=== ITEMS ===
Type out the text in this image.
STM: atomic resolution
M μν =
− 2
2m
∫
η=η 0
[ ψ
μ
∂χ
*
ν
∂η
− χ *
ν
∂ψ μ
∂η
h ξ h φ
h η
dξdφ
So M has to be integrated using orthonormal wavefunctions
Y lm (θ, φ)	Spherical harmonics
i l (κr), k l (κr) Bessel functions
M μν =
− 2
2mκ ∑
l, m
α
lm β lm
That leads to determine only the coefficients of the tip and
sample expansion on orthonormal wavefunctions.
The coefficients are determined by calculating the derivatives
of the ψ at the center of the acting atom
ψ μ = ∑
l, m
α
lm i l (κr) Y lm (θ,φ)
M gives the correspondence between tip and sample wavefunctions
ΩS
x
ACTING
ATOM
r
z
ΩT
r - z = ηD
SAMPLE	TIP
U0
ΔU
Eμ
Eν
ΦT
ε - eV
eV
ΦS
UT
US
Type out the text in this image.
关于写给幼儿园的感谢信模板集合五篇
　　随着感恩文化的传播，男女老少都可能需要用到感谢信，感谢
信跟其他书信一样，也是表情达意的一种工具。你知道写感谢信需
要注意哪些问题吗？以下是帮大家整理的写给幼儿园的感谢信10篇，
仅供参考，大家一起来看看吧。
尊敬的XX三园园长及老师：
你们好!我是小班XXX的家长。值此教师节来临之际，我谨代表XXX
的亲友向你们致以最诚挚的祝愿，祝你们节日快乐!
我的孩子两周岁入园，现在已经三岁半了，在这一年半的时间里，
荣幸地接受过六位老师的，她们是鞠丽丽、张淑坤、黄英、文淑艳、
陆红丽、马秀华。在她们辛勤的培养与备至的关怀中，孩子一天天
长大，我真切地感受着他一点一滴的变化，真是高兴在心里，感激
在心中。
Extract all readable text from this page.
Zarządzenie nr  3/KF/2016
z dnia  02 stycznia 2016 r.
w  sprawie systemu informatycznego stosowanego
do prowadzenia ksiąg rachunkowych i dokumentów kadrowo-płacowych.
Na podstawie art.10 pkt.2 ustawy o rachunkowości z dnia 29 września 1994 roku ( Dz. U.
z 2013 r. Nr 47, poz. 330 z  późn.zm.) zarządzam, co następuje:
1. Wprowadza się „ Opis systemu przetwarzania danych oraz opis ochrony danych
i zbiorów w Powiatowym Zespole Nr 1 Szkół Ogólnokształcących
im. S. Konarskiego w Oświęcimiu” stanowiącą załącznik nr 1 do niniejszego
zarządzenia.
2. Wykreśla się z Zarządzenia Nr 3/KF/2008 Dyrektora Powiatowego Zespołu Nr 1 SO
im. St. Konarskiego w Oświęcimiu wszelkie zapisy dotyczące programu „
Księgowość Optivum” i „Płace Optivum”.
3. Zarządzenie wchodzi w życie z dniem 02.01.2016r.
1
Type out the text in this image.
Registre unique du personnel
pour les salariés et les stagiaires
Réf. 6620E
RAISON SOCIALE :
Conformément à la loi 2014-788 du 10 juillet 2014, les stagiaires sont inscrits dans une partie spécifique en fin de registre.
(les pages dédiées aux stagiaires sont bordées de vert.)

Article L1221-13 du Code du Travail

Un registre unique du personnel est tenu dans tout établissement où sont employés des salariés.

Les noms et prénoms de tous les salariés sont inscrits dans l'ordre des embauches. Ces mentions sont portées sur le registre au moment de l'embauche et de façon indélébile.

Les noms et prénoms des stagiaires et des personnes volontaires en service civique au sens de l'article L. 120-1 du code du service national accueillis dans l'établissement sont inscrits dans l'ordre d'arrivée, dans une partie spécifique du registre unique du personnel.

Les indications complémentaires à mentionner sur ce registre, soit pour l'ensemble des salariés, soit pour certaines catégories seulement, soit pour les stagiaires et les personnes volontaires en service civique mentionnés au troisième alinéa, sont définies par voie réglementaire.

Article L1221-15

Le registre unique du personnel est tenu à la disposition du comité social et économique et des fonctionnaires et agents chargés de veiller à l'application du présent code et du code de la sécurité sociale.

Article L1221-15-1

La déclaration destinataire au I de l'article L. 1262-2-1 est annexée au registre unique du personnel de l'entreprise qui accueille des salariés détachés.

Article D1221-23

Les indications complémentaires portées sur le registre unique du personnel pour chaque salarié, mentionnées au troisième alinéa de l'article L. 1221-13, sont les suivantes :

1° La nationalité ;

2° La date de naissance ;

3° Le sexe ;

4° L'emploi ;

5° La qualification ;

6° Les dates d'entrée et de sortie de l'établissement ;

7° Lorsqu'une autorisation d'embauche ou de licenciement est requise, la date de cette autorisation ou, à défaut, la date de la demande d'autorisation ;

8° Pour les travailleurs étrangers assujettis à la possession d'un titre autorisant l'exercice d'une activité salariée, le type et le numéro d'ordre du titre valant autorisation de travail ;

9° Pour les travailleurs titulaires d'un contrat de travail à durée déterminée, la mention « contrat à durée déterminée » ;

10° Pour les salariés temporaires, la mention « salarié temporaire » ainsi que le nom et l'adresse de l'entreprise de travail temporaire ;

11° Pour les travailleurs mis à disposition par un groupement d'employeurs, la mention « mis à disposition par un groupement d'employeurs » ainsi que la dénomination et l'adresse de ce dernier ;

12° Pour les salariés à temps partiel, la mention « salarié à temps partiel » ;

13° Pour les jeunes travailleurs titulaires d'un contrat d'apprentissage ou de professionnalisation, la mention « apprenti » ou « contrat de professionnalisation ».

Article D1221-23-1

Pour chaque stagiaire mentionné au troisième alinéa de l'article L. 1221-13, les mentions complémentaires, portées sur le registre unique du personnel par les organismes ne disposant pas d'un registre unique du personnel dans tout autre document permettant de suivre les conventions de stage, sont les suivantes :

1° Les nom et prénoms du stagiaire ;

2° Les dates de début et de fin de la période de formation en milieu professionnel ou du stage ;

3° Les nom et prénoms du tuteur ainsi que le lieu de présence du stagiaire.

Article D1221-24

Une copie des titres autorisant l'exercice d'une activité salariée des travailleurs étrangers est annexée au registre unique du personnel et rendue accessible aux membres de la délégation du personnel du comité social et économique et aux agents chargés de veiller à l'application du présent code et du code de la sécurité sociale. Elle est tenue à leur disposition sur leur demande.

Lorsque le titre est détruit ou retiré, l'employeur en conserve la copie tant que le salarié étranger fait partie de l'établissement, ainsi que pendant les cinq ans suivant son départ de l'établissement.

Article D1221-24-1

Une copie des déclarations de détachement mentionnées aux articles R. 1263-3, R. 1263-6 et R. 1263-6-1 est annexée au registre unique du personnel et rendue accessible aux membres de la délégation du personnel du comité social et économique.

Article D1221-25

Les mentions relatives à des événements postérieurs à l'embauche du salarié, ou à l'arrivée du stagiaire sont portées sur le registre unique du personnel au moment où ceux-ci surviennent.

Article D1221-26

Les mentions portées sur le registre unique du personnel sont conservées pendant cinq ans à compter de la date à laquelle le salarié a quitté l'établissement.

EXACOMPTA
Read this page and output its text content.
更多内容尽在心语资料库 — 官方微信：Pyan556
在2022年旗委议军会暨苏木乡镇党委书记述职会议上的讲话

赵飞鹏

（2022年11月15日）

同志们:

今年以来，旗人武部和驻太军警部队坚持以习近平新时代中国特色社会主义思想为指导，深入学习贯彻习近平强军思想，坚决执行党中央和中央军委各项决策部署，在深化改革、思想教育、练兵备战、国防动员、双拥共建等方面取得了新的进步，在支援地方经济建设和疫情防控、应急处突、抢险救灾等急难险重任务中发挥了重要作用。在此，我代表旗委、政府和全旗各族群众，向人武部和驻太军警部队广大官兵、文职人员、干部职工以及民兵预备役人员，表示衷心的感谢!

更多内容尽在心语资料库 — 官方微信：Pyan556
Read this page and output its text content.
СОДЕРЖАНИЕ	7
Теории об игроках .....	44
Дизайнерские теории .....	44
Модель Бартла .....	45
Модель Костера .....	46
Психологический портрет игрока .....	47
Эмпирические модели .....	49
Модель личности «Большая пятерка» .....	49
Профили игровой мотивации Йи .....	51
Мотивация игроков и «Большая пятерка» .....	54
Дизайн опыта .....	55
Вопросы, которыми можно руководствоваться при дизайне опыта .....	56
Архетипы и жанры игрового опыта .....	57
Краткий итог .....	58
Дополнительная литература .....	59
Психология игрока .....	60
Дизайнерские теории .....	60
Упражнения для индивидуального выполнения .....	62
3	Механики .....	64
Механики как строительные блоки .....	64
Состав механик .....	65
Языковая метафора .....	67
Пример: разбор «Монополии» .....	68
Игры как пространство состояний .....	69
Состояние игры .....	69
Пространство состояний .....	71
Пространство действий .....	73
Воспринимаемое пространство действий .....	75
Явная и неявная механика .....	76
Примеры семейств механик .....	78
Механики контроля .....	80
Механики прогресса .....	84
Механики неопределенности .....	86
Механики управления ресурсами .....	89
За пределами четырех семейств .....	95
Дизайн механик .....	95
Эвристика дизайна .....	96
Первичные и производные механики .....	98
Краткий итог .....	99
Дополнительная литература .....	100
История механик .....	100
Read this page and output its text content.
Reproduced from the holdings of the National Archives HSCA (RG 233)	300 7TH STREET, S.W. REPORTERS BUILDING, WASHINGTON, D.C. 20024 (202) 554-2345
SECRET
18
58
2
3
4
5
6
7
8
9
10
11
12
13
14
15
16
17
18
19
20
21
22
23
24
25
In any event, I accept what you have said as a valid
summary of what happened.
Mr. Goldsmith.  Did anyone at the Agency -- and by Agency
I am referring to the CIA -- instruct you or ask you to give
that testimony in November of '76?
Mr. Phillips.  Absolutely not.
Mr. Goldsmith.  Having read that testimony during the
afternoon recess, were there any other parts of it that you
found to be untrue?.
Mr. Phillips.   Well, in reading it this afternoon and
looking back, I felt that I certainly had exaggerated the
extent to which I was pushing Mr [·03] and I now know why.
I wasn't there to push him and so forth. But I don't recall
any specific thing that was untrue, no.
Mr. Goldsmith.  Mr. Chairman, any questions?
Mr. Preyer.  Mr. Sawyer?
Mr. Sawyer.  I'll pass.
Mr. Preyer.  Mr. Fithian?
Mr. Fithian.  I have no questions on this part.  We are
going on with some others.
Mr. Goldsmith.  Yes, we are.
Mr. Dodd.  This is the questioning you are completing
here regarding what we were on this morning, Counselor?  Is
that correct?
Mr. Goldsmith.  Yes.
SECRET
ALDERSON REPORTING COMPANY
===
### [TASK TO COMPLETE]
Using the listing above, pick out each line that contains the word "copie", then copy it.

### [EXPECTED ANSWER]
Une copie des titres autorisant l'exercice d'une activité salariée des travailleurs étrangers est annexée au registre unique du personnel et rendue accessible aux membres de la délégation du personnel du comité social et économique et aux agents chargés de veiller à l'application du présent code et du code de la sécurité sociale. Elle est tenue à leur disposition sur leur demande.
Lorsque le titre est détruit ou retiré, l'employeur en conserve la copie tant que le salarié étranger fait partie de l'établissement, ainsi que pendant les cinq ans suivant son départ de l'établissement.
Une copie des déclarations de détachement mentionnées aux articles R. 1263-3, R. 1263-6 et R. 1263-6-1 est annexée au registre unique du personnel et rendue accessible aux membres de la délégation du personnel du comité social et économique.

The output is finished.